Top of Dataset records

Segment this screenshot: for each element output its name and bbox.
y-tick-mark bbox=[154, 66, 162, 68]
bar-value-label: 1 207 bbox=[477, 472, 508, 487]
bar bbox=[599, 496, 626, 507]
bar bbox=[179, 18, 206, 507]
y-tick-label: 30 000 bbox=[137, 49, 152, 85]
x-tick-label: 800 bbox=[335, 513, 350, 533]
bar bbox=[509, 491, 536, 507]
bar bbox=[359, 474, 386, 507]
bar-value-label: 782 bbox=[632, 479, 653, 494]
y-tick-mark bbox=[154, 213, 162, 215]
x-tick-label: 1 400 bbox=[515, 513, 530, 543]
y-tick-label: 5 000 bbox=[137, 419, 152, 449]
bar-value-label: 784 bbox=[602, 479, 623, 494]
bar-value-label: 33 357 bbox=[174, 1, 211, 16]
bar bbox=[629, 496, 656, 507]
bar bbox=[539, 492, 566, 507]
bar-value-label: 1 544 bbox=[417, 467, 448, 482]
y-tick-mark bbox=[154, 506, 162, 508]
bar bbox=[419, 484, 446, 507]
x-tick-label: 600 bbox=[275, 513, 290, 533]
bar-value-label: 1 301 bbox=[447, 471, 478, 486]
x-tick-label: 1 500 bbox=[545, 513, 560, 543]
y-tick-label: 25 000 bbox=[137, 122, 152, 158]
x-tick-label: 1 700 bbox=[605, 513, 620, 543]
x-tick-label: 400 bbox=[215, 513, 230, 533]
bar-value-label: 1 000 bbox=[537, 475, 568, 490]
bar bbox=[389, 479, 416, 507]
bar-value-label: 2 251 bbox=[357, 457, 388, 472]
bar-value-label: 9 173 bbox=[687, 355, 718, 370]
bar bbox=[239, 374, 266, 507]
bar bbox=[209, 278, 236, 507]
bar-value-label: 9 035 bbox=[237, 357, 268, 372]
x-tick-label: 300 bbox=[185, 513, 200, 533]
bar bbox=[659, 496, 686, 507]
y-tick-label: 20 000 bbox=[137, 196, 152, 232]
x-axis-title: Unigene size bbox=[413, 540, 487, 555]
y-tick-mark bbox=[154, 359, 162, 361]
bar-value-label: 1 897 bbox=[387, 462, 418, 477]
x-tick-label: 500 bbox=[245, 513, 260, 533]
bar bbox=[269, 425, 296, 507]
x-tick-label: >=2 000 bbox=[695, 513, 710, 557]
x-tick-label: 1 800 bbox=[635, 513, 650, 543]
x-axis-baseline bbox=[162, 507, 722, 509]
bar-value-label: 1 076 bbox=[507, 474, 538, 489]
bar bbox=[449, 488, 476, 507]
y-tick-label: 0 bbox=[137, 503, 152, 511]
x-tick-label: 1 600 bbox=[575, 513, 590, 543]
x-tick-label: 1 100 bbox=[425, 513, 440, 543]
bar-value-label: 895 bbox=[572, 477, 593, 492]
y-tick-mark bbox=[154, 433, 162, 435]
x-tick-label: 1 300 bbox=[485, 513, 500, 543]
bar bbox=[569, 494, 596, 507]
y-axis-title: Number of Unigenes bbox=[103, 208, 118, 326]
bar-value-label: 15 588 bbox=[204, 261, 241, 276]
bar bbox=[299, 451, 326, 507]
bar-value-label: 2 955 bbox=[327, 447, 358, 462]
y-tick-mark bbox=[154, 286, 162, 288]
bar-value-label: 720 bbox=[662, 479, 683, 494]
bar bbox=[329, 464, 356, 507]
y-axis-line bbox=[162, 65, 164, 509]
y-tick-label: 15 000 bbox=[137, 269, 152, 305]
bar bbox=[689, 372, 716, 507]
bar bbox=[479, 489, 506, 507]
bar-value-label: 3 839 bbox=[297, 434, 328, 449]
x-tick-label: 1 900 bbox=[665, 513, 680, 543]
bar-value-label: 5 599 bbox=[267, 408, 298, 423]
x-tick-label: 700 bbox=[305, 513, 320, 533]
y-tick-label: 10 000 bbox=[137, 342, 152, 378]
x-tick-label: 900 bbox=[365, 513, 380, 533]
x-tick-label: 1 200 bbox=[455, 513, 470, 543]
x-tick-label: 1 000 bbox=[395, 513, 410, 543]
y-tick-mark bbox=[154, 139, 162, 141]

Bottom of Dataset records

[Problem to work on] Repeat every entry exactly, leaving nothing out.

[Solution for this problem]
Segment this screenshot: for each element output its name and bbox.
y-tick-mark bbox=[154, 66, 162, 68]
bar-value-label: 1 207 bbox=[477, 472, 508, 487]
bar bbox=[599, 496, 626, 507]
bar bbox=[179, 18, 206, 507]
y-tick-label: 30 000 bbox=[137, 49, 152, 85]
x-tick-label: 800 bbox=[335, 513, 350, 533]
bar bbox=[509, 491, 536, 507]
bar bbox=[359, 474, 386, 507]
bar-value-label: 782 bbox=[632, 479, 653, 494]
y-tick-mark bbox=[154, 213, 162, 215]
x-tick-label: 1 400 bbox=[515, 513, 530, 543]
y-tick-label: 5 000 bbox=[137, 419, 152, 449]
bar-value-label: 784 bbox=[602, 479, 623, 494]
bar-value-label: 33 357 bbox=[174, 1, 211, 16]
bar bbox=[629, 496, 656, 507]
bar bbox=[539, 492, 566, 507]
bar-value-label: 1 544 bbox=[417, 467, 448, 482]
y-tick-mark bbox=[154, 506, 162, 508]
bar bbox=[419, 484, 446, 507]
x-tick-label: 600 bbox=[275, 513, 290, 533]
bar-value-label: 1 301 bbox=[447, 471, 478, 486]
x-tick-label: 1 500 bbox=[545, 513, 560, 543]
y-tick-label: 25 000 bbox=[137, 122, 152, 158]
x-tick-label: 1 700 bbox=[605, 513, 620, 543]
x-tick-label: 400 bbox=[215, 513, 230, 533]
bar-value-label: 1 000 bbox=[537, 475, 568, 490]
bar bbox=[389, 479, 416, 507]
bar-value-label: 2 251 bbox=[357, 457, 388, 472]
bar-value-label: 9 173 bbox=[687, 355, 718, 370]
bar bbox=[239, 374, 266, 507]
bar bbox=[209, 278, 236, 507]
bar-value-label: 9 035 bbox=[237, 357, 268, 372]
x-tick-label: 300 bbox=[185, 513, 200, 533]
bar bbox=[659, 496, 686, 507]
y-tick-label: 20 000 bbox=[137, 196, 152, 232]
x-axis-title: Unigene size bbox=[413, 540, 487, 555]
y-tick-mark bbox=[154, 359, 162, 361]
bar-value-label: 1 897 bbox=[387, 462, 418, 477]
x-tick-label: 500 bbox=[245, 513, 260, 533]
bar bbox=[269, 425, 296, 507]
x-tick-label: >=2 000 bbox=[695, 513, 710, 557]
x-tick-label: 1 800 bbox=[635, 513, 650, 543]
x-axis-baseline bbox=[162, 507, 722, 509]
bar-value-label: 1 076 bbox=[507, 474, 538, 489]
bar bbox=[449, 488, 476, 507]
y-tick-label: 0 bbox=[137, 503, 152, 511]
x-tick-label: 1 600 bbox=[575, 513, 590, 543]
x-tick-label: 1 100 bbox=[425, 513, 440, 543]
bar-value-label: 895 bbox=[572, 477, 593, 492]
y-tick-mark bbox=[154, 433, 162, 435]
x-tick-label: 1 300 bbox=[485, 513, 500, 543]
bar bbox=[569, 494, 596, 507]
y-axis-title: Number of Unigenes bbox=[103, 208, 118, 326]
bar-value-label: 15 588 bbox=[204, 261, 241, 276]
bar bbox=[299, 451, 326, 507]
bar-value-label: 2 955 bbox=[327, 447, 358, 462]
y-tick-mark bbox=[154, 286, 162, 288]
bar-value-label: 720 bbox=[662, 479, 683, 494]
bar bbox=[329, 464, 356, 507]
y-axis-line bbox=[162, 65, 164, 509]
y-tick-label: 15 000 bbox=[137, 269, 152, 305]
bar bbox=[689, 372, 716, 507]
bar bbox=[479, 489, 506, 507]
bar-value-label: 3 839 bbox=[297, 434, 328, 449]
x-tick-label: 1 900 bbox=[665, 513, 680, 543]
bar-value-label: 5 599 bbox=[267, 408, 298, 423]
x-tick-label: 700 bbox=[305, 513, 320, 533]
y-tick-label: 10 000 bbox=[137, 342, 152, 378]
x-tick-label: 900 bbox=[365, 513, 380, 533]
x-tick-label: 1 200 bbox=[455, 513, 470, 543]
x-tick-label: 1 000 bbox=[395, 513, 410, 543]
y-tick-mark bbox=[154, 139, 162, 141]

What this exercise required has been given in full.